Copy out all of the material exactly.

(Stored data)
--------------------------------------------------

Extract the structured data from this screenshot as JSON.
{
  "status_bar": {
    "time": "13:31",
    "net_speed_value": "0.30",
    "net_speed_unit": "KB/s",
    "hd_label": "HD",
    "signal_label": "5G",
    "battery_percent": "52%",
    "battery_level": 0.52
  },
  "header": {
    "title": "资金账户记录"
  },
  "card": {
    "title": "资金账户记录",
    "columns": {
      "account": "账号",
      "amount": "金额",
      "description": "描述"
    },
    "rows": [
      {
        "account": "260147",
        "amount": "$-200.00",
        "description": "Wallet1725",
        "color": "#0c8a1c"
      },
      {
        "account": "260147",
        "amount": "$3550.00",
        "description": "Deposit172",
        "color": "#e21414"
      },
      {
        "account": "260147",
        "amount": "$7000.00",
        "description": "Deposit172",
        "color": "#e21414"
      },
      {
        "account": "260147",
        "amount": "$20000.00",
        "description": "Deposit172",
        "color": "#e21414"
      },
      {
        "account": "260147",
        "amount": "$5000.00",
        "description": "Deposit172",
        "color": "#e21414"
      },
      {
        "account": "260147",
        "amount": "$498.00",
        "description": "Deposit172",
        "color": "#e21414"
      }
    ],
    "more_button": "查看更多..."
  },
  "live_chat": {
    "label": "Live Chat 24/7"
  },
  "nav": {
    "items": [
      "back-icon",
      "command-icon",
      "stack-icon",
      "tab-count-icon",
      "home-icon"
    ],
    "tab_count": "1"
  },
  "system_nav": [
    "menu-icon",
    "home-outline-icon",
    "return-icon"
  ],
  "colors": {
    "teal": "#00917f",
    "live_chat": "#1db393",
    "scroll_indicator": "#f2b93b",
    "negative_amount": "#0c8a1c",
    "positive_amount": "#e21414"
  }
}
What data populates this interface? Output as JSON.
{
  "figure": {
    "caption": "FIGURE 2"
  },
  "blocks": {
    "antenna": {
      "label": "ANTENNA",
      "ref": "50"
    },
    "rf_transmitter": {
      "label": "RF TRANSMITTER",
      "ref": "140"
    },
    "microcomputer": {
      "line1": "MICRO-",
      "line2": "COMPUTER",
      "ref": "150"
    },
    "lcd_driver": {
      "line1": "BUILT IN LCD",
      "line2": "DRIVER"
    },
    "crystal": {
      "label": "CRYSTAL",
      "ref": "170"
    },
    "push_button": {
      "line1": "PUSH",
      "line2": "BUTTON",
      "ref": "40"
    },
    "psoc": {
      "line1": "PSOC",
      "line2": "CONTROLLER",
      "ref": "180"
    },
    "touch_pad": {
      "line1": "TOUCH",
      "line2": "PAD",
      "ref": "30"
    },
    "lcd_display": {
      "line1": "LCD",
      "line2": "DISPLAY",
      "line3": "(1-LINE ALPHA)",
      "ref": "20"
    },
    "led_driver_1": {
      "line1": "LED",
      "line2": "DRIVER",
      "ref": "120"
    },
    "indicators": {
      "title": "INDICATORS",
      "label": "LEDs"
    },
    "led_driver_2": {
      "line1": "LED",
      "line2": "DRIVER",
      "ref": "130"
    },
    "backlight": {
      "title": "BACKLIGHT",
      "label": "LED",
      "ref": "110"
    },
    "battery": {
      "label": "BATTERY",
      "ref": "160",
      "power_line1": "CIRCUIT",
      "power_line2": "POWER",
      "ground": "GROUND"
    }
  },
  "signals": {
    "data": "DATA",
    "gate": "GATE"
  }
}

--------------------------------------------------

Result of this task
Extract the structured data from this screenshot as JSON.
{
  "status_bar": {
    "time": "13:31",
    "net_speed_value": "0.30",
    "net_speed_unit": "KB/s",
    "hd_label": "HD",
    "signal_label": "5G",
    "battery_percent": "52%",
    "battery_level": 0.52
  },
  "header": {
    "title": "资金账户记录"
  },
  "card": {
    "title": "资金账户记录",
    "columns": {
      "account": "账号",
      "amount": "金额",
      "description": "描述"
    },
    "rows": [
      {
        "account": "260147",
        "amount": "$-200.00",
        "description": "Wallet1725",
        "color": "#0c8a1c"
      },
      {
        "account": "260147",
        "amount": "$3550.00",
        "description": "Deposit172",
        "color": "#e21414"
      },
      {
        "account": "260147",
        "amount": "$7000.00",
        "description": "Deposit172",
        "color": "#e21414"
      },
      {
        "account": "260147",
        "amount": "$20000.00",
        "description": "Deposit172",
        "color": "#e21414"
      },
      {
        "account": "260147",
        "amount": "$5000.00",
        "description": "Deposit172",
        "color": "#e21414"
      },
      {
        "account": "260147",
        "amount": "$498.00",
        "description": "Deposit172",
        "color": "#e21414"
      }
    ],
    "more_button": "查看更多..."
  },
  "live_chat": {
    "label": "Live Chat 24/7"
  },
  "nav": {
    "items": [
      "back-icon",
      "command-icon",
      "stack-icon",
      "tab-count-icon",
      "home-icon"
    ],
    "tab_count": "1"
  },
  "system_nav": [
    "menu-icon",
    "home-outline-icon",
    "return-icon"
  ],
  "colors": {
    "teal": "#00917f",
    "live_chat": "#1db393",
    "scroll_indicator": "#f2b93b",
    "negative_amount": "#0c8a1c",
    "positive_amount": "#e21414"
  }
}
What data populates this interface? Output as JSON.
{
  "figure": {
    "caption": "FIGURE 2"
  },
  "blocks": {
    "antenna": {
      "label": "ANTENNA",
      "ref": "50"
    },
    "rf_transmitter": {
      "label": "RF TRANSMITTER",
      "ref": "140"
    },
    "microcomputer": {
      "line1": "MICRO-",
      "line2": "COMPUTER",
      "ref": "150"
    },
    "lcd_driver": {
      "line1": "BUILT IN LCD",
      "line2": "DRIVER"
    },
    "crystal": {
      "label": "CRYSTAL",
      "ref": "170"
    },
    "push_button": {
      "line1": "PUSH",
      "line2": "BUTTON",
      "ref": "40"
    },
    "psoc": {
      "line1": "PSOC",
      "line2": "CONTROLLER",
      "ref": "180"
    },
    "touch_pad": {
      "line1": "TOUCH",
      "line2": "PAD",
      "ref": "30"
    },
    "lcd_display": {
      "line1": "LCD",
      "line2": "DISPLAY",
      "line3": "(1-LINE ALPHA)",
      "ref": "20"
    },
    "led_driver_1": {
      "line1": "LED",
      "line2": "DRIVER",
      "ref": "120"
    },
    "indicators": {
      "title": "INDICATORS",
      "label": "LEDs"
    },
    "led_driver_2": {
      "line1": "LED",
      "line2": "DRIVER",
      "ref": "130"
    },
    "backlight": {
      "title": "BACKLIGHT",
      "label": "LED",
      "ref": "110"
    },
    "battery": {
      "label": "BATTERY",
      "ref": "160",
      "power_line1": "CIRCUIT",
      "power_line2": "POWER",
      "ground": "GROUND"
    }
  },
  "signals": {
    "data": "DATA",
    "gate": "GATE"
  }
}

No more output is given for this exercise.